* start Data provided *
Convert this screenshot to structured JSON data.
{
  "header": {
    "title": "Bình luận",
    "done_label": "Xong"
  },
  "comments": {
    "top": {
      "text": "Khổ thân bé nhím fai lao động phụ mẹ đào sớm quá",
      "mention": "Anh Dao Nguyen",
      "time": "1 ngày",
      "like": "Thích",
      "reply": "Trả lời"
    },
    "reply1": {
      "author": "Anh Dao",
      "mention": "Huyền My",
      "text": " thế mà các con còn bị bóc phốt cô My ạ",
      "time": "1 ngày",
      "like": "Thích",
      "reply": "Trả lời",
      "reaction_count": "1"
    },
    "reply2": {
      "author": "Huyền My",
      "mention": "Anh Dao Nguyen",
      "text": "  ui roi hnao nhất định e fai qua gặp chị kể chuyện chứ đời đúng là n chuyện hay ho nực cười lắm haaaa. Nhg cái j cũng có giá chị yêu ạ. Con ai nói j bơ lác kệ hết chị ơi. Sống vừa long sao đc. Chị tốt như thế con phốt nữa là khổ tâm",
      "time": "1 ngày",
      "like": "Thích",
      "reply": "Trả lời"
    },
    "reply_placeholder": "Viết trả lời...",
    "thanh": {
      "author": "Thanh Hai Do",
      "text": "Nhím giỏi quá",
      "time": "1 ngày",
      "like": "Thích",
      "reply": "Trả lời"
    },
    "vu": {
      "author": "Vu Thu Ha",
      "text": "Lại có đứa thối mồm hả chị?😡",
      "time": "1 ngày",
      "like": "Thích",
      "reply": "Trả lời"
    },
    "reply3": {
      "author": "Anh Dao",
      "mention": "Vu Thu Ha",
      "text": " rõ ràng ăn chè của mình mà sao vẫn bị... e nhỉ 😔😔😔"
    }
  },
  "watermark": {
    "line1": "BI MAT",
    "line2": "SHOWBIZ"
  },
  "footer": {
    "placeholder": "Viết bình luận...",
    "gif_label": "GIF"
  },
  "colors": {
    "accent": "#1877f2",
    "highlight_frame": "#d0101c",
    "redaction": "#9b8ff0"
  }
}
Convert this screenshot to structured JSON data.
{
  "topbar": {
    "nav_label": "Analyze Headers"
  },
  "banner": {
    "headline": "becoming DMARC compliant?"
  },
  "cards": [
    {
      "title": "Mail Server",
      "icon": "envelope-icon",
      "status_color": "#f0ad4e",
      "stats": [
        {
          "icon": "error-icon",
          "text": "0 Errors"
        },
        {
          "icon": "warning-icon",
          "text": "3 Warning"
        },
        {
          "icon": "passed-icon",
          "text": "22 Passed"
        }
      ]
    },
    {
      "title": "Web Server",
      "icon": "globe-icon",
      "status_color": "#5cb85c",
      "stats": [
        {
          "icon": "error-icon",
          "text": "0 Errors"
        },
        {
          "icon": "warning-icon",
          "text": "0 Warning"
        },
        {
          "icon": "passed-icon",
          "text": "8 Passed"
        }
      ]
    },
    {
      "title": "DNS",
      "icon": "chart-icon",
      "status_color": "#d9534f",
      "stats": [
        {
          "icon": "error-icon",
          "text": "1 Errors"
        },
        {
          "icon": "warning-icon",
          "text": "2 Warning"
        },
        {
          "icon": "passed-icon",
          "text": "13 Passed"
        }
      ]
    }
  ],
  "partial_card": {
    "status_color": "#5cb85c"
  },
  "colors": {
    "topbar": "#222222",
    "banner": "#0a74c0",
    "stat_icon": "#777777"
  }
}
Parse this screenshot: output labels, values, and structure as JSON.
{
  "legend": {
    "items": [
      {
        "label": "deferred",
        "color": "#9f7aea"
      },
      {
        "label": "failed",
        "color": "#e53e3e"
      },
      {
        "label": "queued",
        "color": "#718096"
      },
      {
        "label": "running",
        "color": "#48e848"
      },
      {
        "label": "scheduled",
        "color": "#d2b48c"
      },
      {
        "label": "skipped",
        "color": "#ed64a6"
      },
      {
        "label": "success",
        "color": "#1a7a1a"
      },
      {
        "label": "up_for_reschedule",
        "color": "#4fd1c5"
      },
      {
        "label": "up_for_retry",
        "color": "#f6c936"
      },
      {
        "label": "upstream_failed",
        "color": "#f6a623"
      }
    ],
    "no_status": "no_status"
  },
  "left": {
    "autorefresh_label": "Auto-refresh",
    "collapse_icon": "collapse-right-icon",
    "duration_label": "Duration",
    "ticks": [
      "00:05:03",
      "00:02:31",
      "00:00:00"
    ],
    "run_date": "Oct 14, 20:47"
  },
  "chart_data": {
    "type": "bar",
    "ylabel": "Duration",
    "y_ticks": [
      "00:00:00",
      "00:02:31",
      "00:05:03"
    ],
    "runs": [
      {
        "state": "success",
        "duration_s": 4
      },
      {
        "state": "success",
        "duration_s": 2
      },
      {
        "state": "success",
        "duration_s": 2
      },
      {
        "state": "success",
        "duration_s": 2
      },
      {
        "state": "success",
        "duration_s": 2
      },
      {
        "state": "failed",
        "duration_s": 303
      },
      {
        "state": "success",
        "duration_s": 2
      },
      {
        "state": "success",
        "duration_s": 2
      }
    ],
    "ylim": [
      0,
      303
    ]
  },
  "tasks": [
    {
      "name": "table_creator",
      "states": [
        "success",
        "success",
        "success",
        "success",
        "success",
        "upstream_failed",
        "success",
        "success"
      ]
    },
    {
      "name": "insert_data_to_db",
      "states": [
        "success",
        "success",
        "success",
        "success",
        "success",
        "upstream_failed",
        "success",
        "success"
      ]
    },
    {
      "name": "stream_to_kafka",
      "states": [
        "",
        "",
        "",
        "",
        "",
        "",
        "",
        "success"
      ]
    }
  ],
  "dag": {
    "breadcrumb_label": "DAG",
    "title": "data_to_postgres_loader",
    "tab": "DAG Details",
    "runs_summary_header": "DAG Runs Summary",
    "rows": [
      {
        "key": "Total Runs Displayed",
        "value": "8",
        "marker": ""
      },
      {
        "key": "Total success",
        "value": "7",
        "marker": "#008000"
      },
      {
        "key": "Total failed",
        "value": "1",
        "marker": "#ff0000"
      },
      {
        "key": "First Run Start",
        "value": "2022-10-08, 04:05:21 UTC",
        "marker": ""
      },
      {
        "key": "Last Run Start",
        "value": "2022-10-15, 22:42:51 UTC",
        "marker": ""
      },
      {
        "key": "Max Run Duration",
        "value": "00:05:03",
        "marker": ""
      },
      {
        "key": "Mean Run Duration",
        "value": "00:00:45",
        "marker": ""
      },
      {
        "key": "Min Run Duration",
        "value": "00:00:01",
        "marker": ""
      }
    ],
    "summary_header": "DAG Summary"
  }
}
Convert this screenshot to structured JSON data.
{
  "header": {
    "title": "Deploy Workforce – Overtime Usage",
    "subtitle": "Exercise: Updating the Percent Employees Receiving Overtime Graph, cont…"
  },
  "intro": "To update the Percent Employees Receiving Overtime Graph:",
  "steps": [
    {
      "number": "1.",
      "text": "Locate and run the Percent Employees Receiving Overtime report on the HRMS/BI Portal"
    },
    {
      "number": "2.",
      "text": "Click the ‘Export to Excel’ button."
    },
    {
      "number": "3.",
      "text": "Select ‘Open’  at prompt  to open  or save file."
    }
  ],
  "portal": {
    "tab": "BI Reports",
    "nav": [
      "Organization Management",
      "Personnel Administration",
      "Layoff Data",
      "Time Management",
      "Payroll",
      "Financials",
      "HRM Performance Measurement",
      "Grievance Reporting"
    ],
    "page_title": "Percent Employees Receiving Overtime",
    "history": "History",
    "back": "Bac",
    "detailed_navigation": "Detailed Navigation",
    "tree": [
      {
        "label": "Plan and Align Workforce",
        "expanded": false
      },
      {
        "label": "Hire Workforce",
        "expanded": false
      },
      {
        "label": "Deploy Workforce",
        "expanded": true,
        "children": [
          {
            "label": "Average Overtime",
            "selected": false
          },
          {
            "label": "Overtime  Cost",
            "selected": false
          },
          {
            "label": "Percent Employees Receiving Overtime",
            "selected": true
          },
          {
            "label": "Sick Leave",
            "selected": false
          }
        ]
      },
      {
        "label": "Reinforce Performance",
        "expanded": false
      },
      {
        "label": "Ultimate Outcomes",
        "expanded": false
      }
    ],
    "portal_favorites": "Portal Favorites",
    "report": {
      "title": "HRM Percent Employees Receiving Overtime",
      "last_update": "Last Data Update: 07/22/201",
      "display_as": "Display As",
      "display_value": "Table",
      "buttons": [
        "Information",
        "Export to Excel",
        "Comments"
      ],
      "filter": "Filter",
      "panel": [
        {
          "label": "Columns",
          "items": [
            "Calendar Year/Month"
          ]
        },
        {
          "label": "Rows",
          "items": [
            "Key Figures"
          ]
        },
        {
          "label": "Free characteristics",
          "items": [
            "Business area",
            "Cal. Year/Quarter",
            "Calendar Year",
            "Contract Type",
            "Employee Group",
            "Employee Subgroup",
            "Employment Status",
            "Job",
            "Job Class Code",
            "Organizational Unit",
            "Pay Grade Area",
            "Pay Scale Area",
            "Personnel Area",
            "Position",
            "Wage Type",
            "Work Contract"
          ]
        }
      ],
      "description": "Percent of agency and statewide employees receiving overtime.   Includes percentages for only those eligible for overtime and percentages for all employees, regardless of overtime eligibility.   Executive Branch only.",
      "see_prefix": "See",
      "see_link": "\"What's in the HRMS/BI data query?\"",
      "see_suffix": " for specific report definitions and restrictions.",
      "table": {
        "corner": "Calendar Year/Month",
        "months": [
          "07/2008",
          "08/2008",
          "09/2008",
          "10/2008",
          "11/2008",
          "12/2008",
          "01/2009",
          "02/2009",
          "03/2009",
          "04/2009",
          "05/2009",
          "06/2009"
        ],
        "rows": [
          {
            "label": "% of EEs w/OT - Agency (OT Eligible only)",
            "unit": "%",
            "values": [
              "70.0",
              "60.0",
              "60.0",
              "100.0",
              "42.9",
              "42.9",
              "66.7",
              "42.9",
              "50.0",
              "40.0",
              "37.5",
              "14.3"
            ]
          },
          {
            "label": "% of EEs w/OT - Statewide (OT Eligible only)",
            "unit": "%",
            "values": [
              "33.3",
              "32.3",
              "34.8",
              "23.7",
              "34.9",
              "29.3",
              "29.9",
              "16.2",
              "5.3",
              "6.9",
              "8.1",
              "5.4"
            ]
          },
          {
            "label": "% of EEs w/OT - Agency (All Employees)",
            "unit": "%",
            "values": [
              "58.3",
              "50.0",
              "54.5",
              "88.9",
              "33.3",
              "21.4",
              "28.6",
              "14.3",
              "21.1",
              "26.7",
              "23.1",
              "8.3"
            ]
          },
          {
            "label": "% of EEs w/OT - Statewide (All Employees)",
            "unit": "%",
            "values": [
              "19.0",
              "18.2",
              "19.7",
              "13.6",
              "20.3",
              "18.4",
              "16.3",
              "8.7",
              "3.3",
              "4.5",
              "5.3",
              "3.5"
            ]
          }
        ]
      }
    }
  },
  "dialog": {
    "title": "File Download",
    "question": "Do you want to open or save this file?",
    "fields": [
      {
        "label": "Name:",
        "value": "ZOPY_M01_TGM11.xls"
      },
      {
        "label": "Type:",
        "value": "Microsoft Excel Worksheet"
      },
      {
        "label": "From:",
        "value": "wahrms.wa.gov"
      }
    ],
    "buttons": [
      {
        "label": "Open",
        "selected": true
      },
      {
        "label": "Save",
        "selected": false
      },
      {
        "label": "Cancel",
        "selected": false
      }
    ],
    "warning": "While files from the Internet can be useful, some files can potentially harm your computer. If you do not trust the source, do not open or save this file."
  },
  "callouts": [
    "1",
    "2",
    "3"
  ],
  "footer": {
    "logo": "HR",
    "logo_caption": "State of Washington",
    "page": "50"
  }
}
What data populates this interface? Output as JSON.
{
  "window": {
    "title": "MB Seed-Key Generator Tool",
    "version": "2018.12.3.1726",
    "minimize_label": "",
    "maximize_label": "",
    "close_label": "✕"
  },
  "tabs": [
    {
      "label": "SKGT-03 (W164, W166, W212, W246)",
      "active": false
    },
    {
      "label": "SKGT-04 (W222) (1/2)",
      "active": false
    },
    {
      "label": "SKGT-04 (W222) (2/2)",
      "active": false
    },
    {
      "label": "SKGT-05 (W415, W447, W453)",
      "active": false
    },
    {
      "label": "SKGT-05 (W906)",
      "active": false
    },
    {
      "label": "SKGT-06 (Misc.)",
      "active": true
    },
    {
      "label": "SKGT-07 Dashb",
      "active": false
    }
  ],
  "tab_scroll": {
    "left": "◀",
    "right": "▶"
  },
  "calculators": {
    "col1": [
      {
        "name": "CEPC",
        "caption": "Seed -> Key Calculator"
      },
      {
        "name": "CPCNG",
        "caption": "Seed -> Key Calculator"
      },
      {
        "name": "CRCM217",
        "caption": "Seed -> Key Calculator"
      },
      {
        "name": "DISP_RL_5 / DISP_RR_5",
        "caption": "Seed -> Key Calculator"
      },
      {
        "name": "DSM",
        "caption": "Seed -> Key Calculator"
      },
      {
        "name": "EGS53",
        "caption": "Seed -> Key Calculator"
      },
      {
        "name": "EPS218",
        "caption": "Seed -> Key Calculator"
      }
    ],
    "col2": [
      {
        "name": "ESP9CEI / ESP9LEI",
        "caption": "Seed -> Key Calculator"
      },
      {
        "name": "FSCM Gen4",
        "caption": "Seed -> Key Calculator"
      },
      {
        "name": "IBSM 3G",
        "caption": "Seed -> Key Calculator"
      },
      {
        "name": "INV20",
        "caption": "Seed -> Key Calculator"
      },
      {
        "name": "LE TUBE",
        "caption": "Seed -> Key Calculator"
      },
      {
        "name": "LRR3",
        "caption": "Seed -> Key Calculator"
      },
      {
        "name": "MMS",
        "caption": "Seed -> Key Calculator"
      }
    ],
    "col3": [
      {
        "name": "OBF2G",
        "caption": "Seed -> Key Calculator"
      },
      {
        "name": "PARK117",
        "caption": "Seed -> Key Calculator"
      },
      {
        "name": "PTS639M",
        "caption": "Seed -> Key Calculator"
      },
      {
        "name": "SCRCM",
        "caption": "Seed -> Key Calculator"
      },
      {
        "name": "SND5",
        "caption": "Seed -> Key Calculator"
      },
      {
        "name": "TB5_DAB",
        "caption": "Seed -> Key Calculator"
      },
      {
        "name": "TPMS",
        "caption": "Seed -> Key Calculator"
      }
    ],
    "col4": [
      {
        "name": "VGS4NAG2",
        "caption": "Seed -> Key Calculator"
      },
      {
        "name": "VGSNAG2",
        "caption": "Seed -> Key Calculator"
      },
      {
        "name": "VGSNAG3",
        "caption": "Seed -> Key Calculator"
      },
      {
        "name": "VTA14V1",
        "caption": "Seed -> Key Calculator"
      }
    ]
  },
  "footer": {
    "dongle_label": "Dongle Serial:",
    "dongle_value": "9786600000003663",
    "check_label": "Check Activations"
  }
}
* end Data provided *
Across the preceding material, how many lines contain the word "Viết"? State the number alone.

2